→ **Exercise aim**:
Find how many lines contain the word "高收入国家GDP" and state that number alone.

(Records from a collection)
————

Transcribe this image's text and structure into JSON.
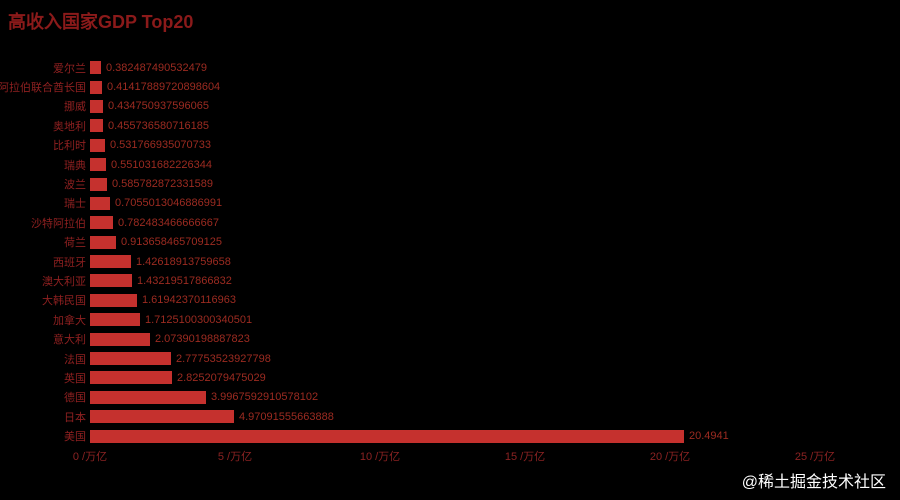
{
  "title": "高收入国家GDP Top20",
  "watermark": "@稀土掘金技术社区",
  "chart_data": {
    "type": "bar",
    "orientation": "horizontal",
    "title": "高收入国家GDP Top20",
    "xlabel": "/万亿",
    "ylabel": "",
    "xlim": [
      0,
      25
    ],
    "grid": false,
    "bar_color": "#c5312e",
    "background": "#000000",
    "categories": [
      "爱尔兰",
      "阿拉伯联合酋长国",
      "挪威",
      "奥地利",
      "比利时",
      "瑞典",
      "波兰",
      "瑞士",
      "沙特阿拉伯",
      "荷兰",
      "西班牙",
      "澳大利亚",
      "大韩民国",
      "加拿大",
      "意大利",
      "法国",
      "英国",
      "德国",
      "日本",
      "美国"
    ],
    "values": [
      0.382487490532479,
      0.41417889720898604,
      0.434750937596065,
      0.455736580716185,
      0.531766935070733,
      0.551031682226344,
      0.585782872331589,
      0.7055013046886991,
      0.782483466666667,
      0.913658465709125,
      1.42618913759658,
      1.43219517866832,
      1.61942370116963,
      1.7125100300340501,
      2.07390198887823,
      2.77753523927798,
      2.8252079475029,
      3.9967592910578102,
      4.97091555663888,
      20.4941
    ],
    "value_labels": [
      "0.382487490532479",
      "0.41417889720898604",
      "0.434750937596065",
      "0.455736580716185",
      "0.531766935070733",
      "0.551031682226344",
      "0.585782872331589",
      "0.7055013046886991",
      "0.782483466666667",
      "0.913658465709125",
      "1.42618913759658",
      "1.43219517866832",
      "1.61942370116963",
      "1.7125100300340501",
      "2.07390198887823",
      "2.77753523927798",
      "2.8252079475029",
      "3.9967592910578102",
      "4.97091555663888",
      "20.4941"
    ],
    "x_ticks": [
      "0 /万亿",
      "5 /万亿",
      "10 /万亿",
      "15 /万亿",
      "20 /万亿",
      "25 /万亿"
    ]
  }
}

————

→ **Answer to the problem**:
2